◆ EXERCISE DETAILS
Look through the material below and give the number of lines holding "kulture", with no other words.

◆ INPUT RECORDS

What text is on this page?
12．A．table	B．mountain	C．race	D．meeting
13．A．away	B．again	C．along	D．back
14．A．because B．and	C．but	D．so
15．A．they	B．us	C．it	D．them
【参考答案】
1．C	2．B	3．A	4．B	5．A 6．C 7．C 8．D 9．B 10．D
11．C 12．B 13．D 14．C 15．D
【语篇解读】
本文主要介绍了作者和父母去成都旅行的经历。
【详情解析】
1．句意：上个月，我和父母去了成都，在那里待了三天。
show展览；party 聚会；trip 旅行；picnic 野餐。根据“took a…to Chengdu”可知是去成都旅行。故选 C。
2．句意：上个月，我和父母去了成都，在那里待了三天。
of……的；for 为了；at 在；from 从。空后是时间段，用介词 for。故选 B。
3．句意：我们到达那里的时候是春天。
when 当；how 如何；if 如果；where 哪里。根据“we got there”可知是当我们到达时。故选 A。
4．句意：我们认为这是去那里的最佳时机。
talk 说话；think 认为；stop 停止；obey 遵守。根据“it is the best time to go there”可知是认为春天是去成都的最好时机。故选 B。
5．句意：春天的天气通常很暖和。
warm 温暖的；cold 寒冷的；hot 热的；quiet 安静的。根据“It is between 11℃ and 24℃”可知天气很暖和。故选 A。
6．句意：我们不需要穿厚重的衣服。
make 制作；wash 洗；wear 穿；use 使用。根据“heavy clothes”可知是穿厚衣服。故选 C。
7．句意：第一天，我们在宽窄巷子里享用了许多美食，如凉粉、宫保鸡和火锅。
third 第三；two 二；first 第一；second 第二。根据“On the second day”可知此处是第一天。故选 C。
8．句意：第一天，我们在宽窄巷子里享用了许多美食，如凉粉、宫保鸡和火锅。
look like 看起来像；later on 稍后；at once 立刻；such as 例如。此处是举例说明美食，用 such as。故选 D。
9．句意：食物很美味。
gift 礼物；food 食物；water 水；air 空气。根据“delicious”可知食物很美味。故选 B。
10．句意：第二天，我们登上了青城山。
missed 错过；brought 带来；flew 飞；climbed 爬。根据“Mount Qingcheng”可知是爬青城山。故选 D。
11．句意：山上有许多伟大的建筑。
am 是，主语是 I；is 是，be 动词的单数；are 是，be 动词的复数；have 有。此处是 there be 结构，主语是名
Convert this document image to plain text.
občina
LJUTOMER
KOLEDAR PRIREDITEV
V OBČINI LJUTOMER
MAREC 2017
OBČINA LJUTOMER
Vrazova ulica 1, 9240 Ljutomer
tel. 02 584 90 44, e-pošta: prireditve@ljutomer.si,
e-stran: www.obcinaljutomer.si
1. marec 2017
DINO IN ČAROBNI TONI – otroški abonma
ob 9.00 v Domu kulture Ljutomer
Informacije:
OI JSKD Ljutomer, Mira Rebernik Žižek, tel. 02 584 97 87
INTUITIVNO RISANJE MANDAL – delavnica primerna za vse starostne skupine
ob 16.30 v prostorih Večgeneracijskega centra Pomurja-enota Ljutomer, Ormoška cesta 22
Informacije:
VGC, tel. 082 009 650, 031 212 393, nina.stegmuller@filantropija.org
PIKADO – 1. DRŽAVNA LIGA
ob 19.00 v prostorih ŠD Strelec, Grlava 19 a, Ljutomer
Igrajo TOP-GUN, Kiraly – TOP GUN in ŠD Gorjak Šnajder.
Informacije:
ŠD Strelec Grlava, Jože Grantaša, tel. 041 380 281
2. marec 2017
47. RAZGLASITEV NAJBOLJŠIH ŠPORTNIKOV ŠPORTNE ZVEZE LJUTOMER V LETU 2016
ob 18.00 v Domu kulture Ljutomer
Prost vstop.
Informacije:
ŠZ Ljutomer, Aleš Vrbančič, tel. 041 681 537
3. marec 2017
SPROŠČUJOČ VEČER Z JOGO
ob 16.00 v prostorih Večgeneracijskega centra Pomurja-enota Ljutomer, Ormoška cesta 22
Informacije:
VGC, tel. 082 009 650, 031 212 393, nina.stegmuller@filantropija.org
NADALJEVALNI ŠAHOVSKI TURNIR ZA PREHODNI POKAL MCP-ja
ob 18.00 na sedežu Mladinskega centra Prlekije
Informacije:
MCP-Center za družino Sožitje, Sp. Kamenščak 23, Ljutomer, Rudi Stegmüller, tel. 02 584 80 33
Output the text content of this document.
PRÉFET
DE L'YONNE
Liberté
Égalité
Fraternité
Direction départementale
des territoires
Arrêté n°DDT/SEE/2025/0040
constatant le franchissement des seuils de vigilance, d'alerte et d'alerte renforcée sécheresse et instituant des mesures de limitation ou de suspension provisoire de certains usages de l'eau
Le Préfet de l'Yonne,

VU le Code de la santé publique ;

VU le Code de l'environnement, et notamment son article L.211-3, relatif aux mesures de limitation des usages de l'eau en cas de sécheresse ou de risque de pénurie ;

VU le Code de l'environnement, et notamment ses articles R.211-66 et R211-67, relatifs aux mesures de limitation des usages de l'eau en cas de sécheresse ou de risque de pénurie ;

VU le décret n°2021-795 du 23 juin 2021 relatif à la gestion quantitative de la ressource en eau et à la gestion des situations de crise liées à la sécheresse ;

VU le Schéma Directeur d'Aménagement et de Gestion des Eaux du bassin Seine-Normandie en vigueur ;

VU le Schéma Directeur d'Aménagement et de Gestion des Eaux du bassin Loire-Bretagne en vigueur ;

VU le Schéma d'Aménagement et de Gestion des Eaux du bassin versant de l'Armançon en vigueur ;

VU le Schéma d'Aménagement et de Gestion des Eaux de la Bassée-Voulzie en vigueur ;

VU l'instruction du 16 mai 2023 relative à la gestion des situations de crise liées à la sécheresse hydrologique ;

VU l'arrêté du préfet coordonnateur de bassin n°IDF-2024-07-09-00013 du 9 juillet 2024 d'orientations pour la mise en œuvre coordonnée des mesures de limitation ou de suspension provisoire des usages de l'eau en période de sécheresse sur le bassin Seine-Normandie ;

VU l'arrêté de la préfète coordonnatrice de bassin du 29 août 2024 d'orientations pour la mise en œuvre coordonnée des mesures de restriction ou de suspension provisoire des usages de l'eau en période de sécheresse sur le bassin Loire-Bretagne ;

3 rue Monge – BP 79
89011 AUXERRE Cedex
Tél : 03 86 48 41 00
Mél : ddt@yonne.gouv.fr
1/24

◆ RESPONSE
2